• DIRECTIONS: Repeat every entry word for word, but leave the images out of your copy.

• DATA ENTRIES:
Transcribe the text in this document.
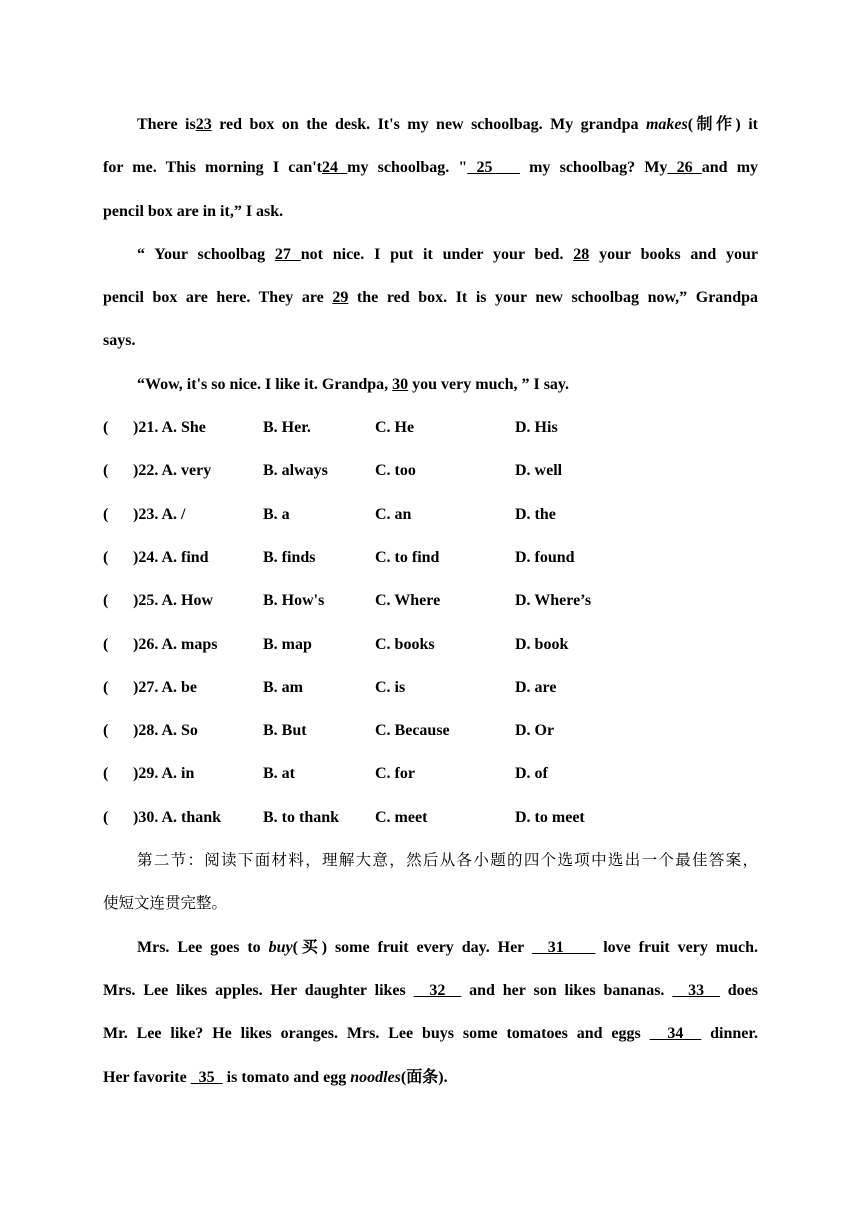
There is23 red box on the desk. It's my new schoolbag. My grandpa makes(制作) it
for me. This morning I can't24 my schoolbag. " 25    my schoolbag? My 26 and my
pencil box are in it,” I ask.
“ Your schoolbag 27 not nice. I put it under your bed. 28 your books and your
pencil box are here. They are 29 the red box. It is your new schoolbag now,” Grandpa
says.
“Wow, it's so nice. I like it. Grandpa, 30 you very much, ” I say.
( )21. A. She	B. Her.	C. He	D. His
( )22. A. very	B. always	C. too	D. well
( )23. A. /	B. a	C. an	D. the
( )24. A. find	B. finds	C. to find	D. found
( )25. A. How	B. How's	C. Where	D. Where’s
( )26. A. maps	B. map	C. books	D. book
( )27. A. be	B. am	C. is	D. are
( )28. A. So	B. But	C. Because	D. Or
( )29. A. in	B. at	C. for	D. of
( )30. A. thank	B. to thank C. meet	D. to meet
第二节：阅读下面材料，理解大意，然后从各小题的四个选项中选出一个最佳答案，
使短文连贯完整。
Mrs. Lee goes to buy(买) some fruit every day. Her   31     love fruit very much.
Mrs. Lee likes apples. Her daughter likes   32   and her son likes bananas.   33   does
Mr. Lee like? He likes oranges. Mrs. Lee buys some tomatoes and eggs   34   dinner.
Her favorite   35   is tomato and egg noodles(面条).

• THE ANSWER:
Transcribe the text in this document.
There is23 red box on the desk. It's my new schoolbag. My grandpa makes(制作) it
for me. This morning I can't24 my schoolbag. " 25    my schoolbag? My 26 and my
pencil box are in it,” I ask.
“ Your schoolbag 27 not nice. I put it under your bed. 28 your books and your
pencil box are here. They are 29 the red box. It is your new schoolbag now,” Grandpa
says.
“Wow, it's so nice. I like it. Grandpa, 30 you very much, ” I say.
( )21. A. She	B. Her.	C. He	D. His
( )22. A. very	B. always	C. too	D. well
( )23. A. /	B. a	C. an	D. the
( )24. A. find	B. finds	C. to find	D. found
( )25. A. How	B. How's	C. Where	D. Where’s
( )26. A. maps	B. map	C. books	D. book
( )27. A. be	B. am	C. is	D. are
( )28. A. So	B. But	C. Because	D. Or
( )29. A. in	B. at	C. for	D. of
( )30. A. thank	B. to thank C. meet	D. to meet
第二节：阅读下面材料，理解大意，然后从各小题的四个选项中选出一个最佳答案，
使短文连贯完整。
Mrs. Lee goes to buy(买) some fruit every day. Her   31     love fruit very much.
Mrs. Lee likes apples. Her daughter likes   32   and her son likes bananas.   33   does
Mr. Lee like? He likes oranges. Mrs. Lee buys some tomatoes and eggs   34   dinner.
Her favorite   35   is tomato and egg noodles(面条).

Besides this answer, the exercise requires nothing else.